What you have to do:
Give a verbatim copy of the lines below, minus the pictures.

Extracted material:
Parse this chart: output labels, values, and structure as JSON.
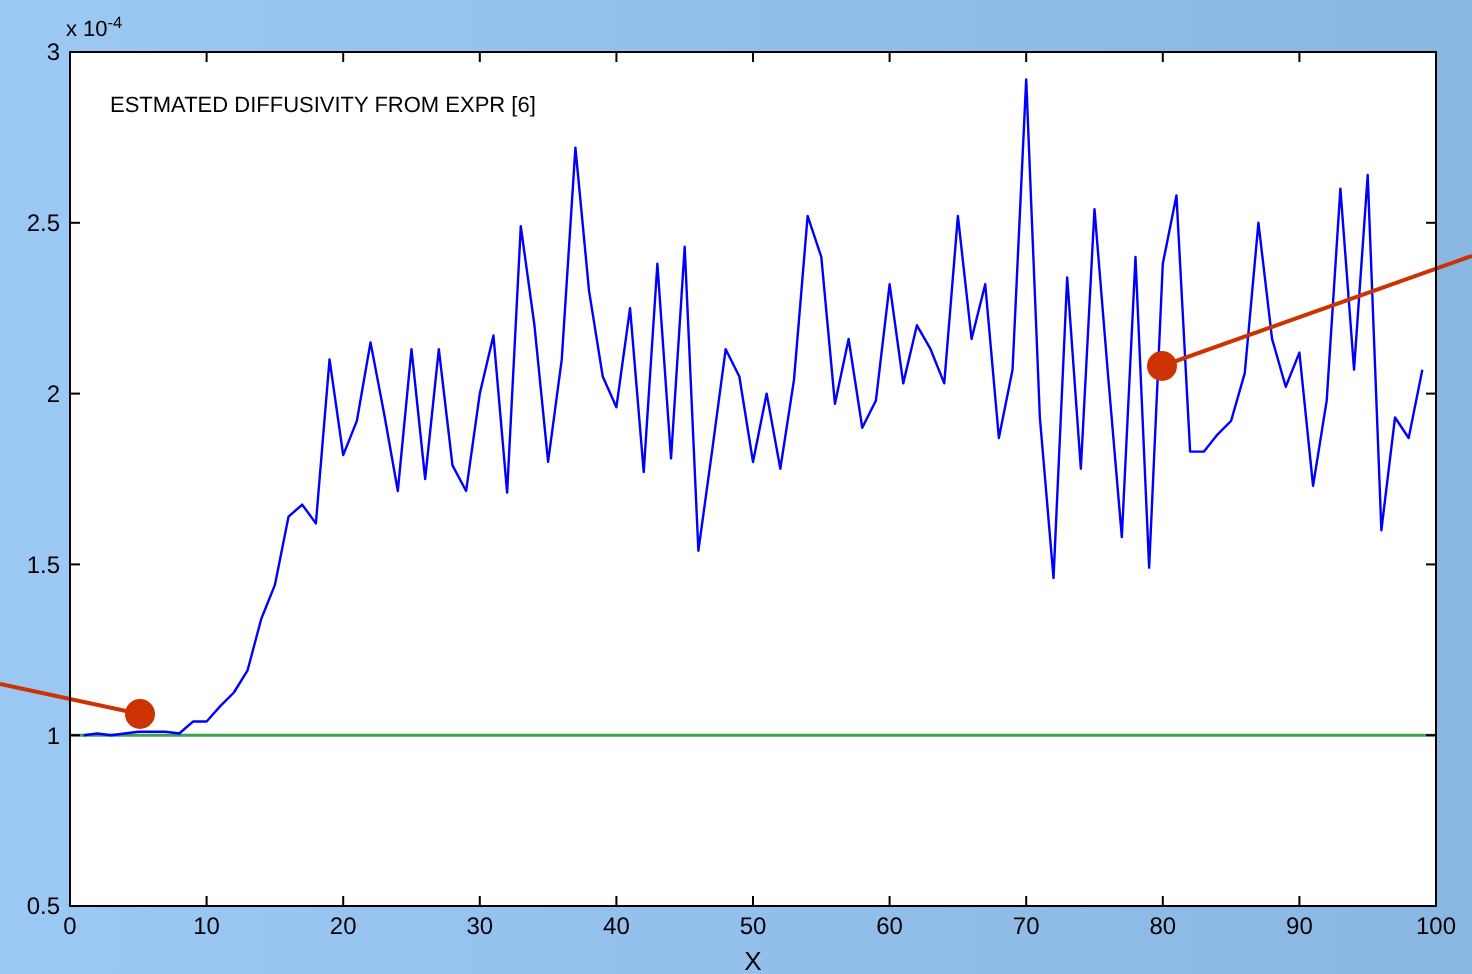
{
  "chart_data": {
    "type": "line",
    "xlabel": "X",
    "annotations": [
      "ESTMATED DIFFUSIVITY FROM EXPR [6]",
      "x 10$^{-4}$"
    ],
    "x": [
      1,
      2,
      3,
      4,
      5,
      6,
      7,
      8,
      9,
      10,
      11,
      12,
      13,
      14,
      15,
      16,
      17,
      18,
      19,
      20,
      21,
      22,
      23,
      24,
      25,
      26,
      27,
      28,
      29,
      30,
      31,
      32,
      33,
      34,
      35,
      36,
      37,
      38,
      39,
      40,
      41,
      42,
      43,
      44,
      45,
      46,
      47,
      48,
      49,
      50,
      51,
      52,
      53,
      54,
      55,
      56,
      57,
      58,
      59,
      60,
      61,
      62,
      63,
      64,
      65,
      66,
      67,
      68,
      69,
      70,
      71,
      72,
      73,
      74,
      75,
      76,
      77,
      78,
      79,
      80,
      81,
      82,
      83,
      84,
      85,
      86,
      87,
      88,
      89,
      90,
      91,
      92,
      93,
      94,
      95,
      96,
      97,
      98,
      99
    ],
    "series": [
      {
        "color": "#0000ff",
        "values": [
          1.0,
          1.005,
          1.0,
          1.005,
          1.01,
          1.01,
          1.01,
          1.005,
          1.04,
          1.04,
          1.085,
          1.125,
          1.19,
          1.34,
          1.44,
          1.64,
          1.675,
          1.62,
          2.1,
          1.82,
          1.92,
          2.15,
          1.94,
          1.715,
          2.13,
          1.75,
          2.13,
          1.79,
          1.715,
          2.0,
          2.17,
          1.71,
          2.49,
          2.2,
          1.8,
          2.1,
          2.72,
          2.3,
          2.05,
          1.96,
          2.25,
          1.77,
          2.38,
          1.81,
          2.43,
          1.54,
          1.83,
          2.13,
          2.05,
          1.8,
          2.0,
          1.78,
          2.04,
          2.52,
          2.4,
          1.97,
          2.16,
          1.9,
          1.98,
          2.32,
          2.03,
          2.2,
          2.13,
          2.03,
          2.52,
          2.16,
          2.32,
          1.87,
          2.07,
          2.92,
          1.93,
          1.46,
          2.34,
          1.78,
          2.54,
          2.05,
          1.58,
          2.4,
          1.49,
          2.38,
          2.58,
          1.83,
          1.83,
          1.88,
          1.92,
          2.06,
          2.5,
          2.16,
          2.02,
          2.12,
          1.73,
          1.98,
          2.6,
          2.07,
          2.64,
          1.6,
          1.93,
          1.87,
          2.07
        ]
      }
    ],
    "ref_lines": [
      {
        "axis": "y",
        "value": 1,
        "color": "#3fa34d"
      }
    ],
    "xlim": [
      0,
      100
    ],
    "xticks": [
      0,
      10,
      20,
      30,
      40,
      50,
      60,
      70,
      80,
      90,
      100
    ],
    "ylim": [
      0.5,
      3
    ],
    "yticks": [
      0.5,
      1,
      1.5,
      2,
      2.5,
      3
    ],
    "grid": false,
    "marker": "none",
    "line_style": "solid"
  }
}
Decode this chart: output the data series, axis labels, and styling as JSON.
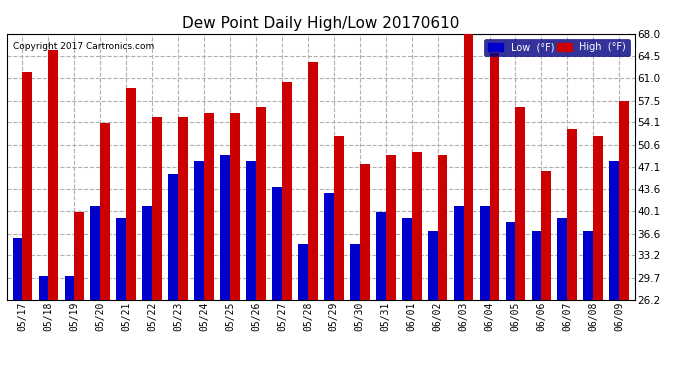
{
  "title": "Dew Point Daily High/Low 20170610",
  "copyright": "Copyright 2017 Cartronics.com",
  "dates": [
    "05/17",
    "05/18",
    "05/19",
    "05/20",
    "05/21",
    "05/22",
    "05/23",
    "05/24",
    "05/25",
    "05/26",
    "05/27",
    "05/28",
    "05/29",
    "05/30",
    "05/31",
    "06/01",
    "06/02",
    "06/03",
    "06/04",
    "06/05",
    "06/06",
    "06/07",
    "06/08",
    "06/09"
  ],
  "low": [
    36.0,
    30.0,
    30.0,
    41.0,
    39.0,
    41.0,
    46.0,
    48.0,
    49.0,
    48.0,
    44.0,
    35.0,
    43.0,
    35.0,
    40.0,
    39.0,
    37.0,
    41.0,
    41.0,
    38.5,
    37.0,
    39.0,
    37.0,
    48.0
  ],
  "high": [
    62.0,
    65.5,
    40.0,
    54.0,
    59.5,
    55.0,
    55.0,
    55.5,
    55.5,
    56.5,
    60.5,
    63.5,
    52.0,
    47.5,
    49.0,
    49.5,
    49.0,
    68.0,
    65.0,
    56.5,
    46.5,
    53.0,
    52.0,
    57.5
  ],
  "low_color": "#0000cc",
  "high_color": "#cc0000",
  "bg_color": "#ffffff",
  "plot_bg_color": "#ffffff",
  "grid_color": "#b0b0b0",
  "ylim": [
    26.2,
    68.0
  ],
  "ymin": 26.2,
  "yticks": [
    26.2,
    29.7,
    33.2,
    36.6,
    40.1,
    43.6,
    47.1,
    50.6,
    54.1,
    57.5,
    61.0,
    64.5,
    68.0
  ],
  "legend_low_label": "Low  (°F)",
  "legend_high_label": "High  (°F)"
}
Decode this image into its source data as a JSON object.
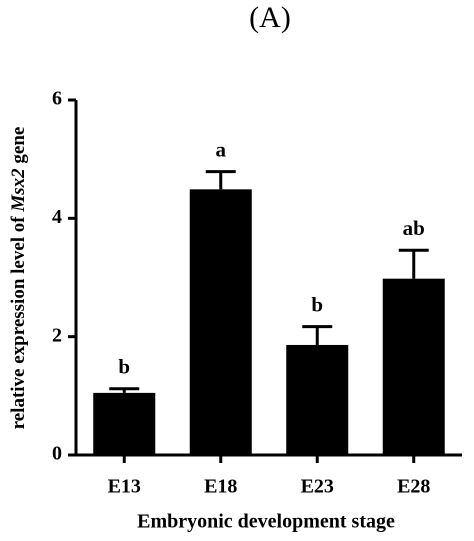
{
  "chart_data": {
    "type": "bar",
    "title": "(A)",
    "ylabel": [
      "relative expression level of ",
      "Msx2",
      " gene"
    ],
    "xlabel": "Embryonic development stage",
    "categories": [
      "E13",
      "E18",
      "E23",
      "E28"
    ],
    "values": [
      1.05,
      4.49,
      1.86,
      2.98
    ],
    "errors": [
      0.07,
      0.3,
      0.31,
      0.48
    ],
    "annotations": [
      "b",
      "a",
      "b",
      "ab"
    ],
    "color": "#000000",
    "ylim": [
      0,
      6
    ],
    "yticks": [
      0,
      2,
      4,
      6
    ]
  }
}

Answer to this task:
Parse this chart: output labels, values, and structure as JSON.
{
  "chart_data": {
    "type": "line",
    "xlabel": "X",
    "annotations": [
      "ESTMATED DIFFUSIVITY FROM EXPR [6]",
      "x 10$^{-4}$"
    ],
    "x": [
      1,
      2,
      3,
      4,
      5,
      6,
      7,
      8,
      9,
      10,
      11,
      12,
      13,
      14,
      15,
      16,
      17,
      18,
      19,
      20,
      21,
      22,
      23,
      24,
      25,
      26,
      27,
      28,
      29,
      30,
      31,
      32,
      33,
      34,
      35,
      36,
      37,
      38,
      39,
      40,
      41,
      42,
      43,
      44,
      45,
      46,
      47,
      48,
      49,
      50,
      51,
      52,
      53,
      54,
      55,
      56,
      57,
      58,
      59,
      60,
      61,
      62,
      63,
      64,
      65,
      66,
      67,
      68,
      69,
      70,
      71,
      72,
      73,
      74,
      75,
      76,
      77,
      78,
      79,
      80,
      81,
      82,
      83,
      84,
      85,
      86,
      87,
      88,
      89,
      90,
      91,
      92,
      93,
      94,
      95,
      96,
      97,
      98,
      99
    ],
    "series": [
      {
        "color": "#0000ff",
        "values": [
          1.0,
          1.005,
          1.0,
          1.005,
          1.01,
          1.01,
          1.01,
          1.005,
          1.04,
          1.04,
          1.085,
          1.125,
          1.19,
          1.34,
          1.44,
          1.64,
          1.675,
          1.62,
          2.1,
          1.82,
          1.92,
          2.15,
          1.94,
          1.715,
          2.13,
          1.75,
          2.13,
          1.79,
          1.715,
          2.0,
          2.17,
          1.71,
          2.49,
          2.2,
          1.8,
          2.1,
          2.72,
          2.3,
          2.05,
          1.96,
          2.25,
          1.77,
          2.38,
          1.81,
          2.43,
          1.54,
          1.83,
          2.13,
          2.05,
          1.8,
          2.0,
          1.78,
          2.04,
          2.52,
          2.4,
          1.97,
          2.16,
          1.9,
          1.98,
          2.32,
          2.03,
          2.2,
          2.13,
          2.03,
          2.52,
          2.16,
          2.32,
          1.87,
          2.07,
          2.92,
          1.93,
          1.46,
          2.34,
          1.78,
          2.54,
          2.05,
          1.58,
          2.4,
          1.49,
          2.38,
          2.58,
          1.83,
          1.83,
          1.88,
          1.92,
          2.06,
          2.5,
          2.16,
          2.02,
          2.12,
          1.73,
          1.98,
          2.6,
          2.07,
          2.64,
          1.6,
          1.93,
          1.87,
          2.07
        ]
      }
    ],
    "ref_lines": [
      {
        "axis": "y",
        "value": 1,
        "color": "#3fa34d"
      }
    ],
    "xlim": [
      0,
      100
    ],
    "xticks": [
      0,
      10,
      20,
      30,
      40,
      50,
      60,
      70,
      80,
      90,
      100
    ],
    "ylim": [
      0.5,
      3
    ],
    "yticks": [
      0.5,
      1,
      1.5,
      2,
      2.5,
      3
    ],
    "grid": false,
    "marker": "none",
    "line_style": "solid"
  }
}
Decode this chart: output the data series, axis labels, and styling as JSON.
{
  "title": "Dew Point Daily High/Low 20170610",
  "copyright": "Copyright 2017 Cartronics.com",
  "dates": [
    "05/17",
    "05/18",
    "05/19",
    "05/20",
    "05/21",
    "05/22",
    "05/23",
    "05/24",
    "05/25",
    "05/26",
    "05/27",
    "05/28",
    "05/29",
    "05/30",
    "05/31",
    "06/01",
    "06/02",
    "06/03",
    "06/04",
    "06/05",
    "06/06",
    "06/07",
    "06/08",
    "06/09"
  ],
  "low": [
    36.0,
    30.0,
    30.0,
    41.0,
    39.0,
    41.0,
    46.0,
    48.0,
    49.0,
    48.0,
    44.0,
    35.0,
    43.0,
    35.0,
    40.0,
    39.0,
    37.0,
    41.0,
    41.0,
    38.5,
    37.0,
    39.0,
    37.0,
    48.0
  ],
  "high": [
    62.0,
    65.5,
    40.0,
    54.0,
    59.5,
    55.0,
    55.0,
    55.5,
    55.5,
    56.5,
    60.5,
    63.5,
    52.0,
    47.5,
    49.0,
    49.5,
    49.0,
    68.0,
    65.0,
    56.5,
    46.5,
    53.0,
    52.0,
    57.5
  ],
  "low_color": "#0000cc",
  "high_color": "#cc0000",
  "bg_color": "#ffffff",
  "plot_bg_color": "#ffffff",
  "grid_color": "#b0b0b0",
  "ylim": [
    26.2,
    68.0
  ],
  "ymin": 26.2,
  "yticks": [
    26.2,
    29.7,
    33.2,
    36.6,
    40.1,
    43.6,
    47.1,
    50.6,
    54.1,
    57.5,
    61.0,
    64.5,
    68.0
  ],
  "legend_low_label": "Low  (°F)",
  "legend_high_label": "High  (°F)"
}
Decode this image into its source data as a JSON object.
{
  "chart_data": {
    "type": "bar",
    "title": "(A)",
    "ylabel": [
      "relative expression level of ",
      "Msx2",
      " gene"
    ],
    "xlabel": "Embryonic development stage",
    "categories": [
      "E13",
      "E18",
      "E23",
      "E28"
    ],
    "values": [
      1.05,
      4.49,
      1.86,
      2.98
    ],
    "errors": [
      0.07,
      0.3,
      0.31,
      0.48
    ],
    "annotations": [
      "b",
      "a",
      "b",
      "ab"
    ],
    "color": "#000000",
    "ylim": [
      0,
      6
    ],
    "yticks": [
      0,
      2,
      4,
      6
    ]
  }
}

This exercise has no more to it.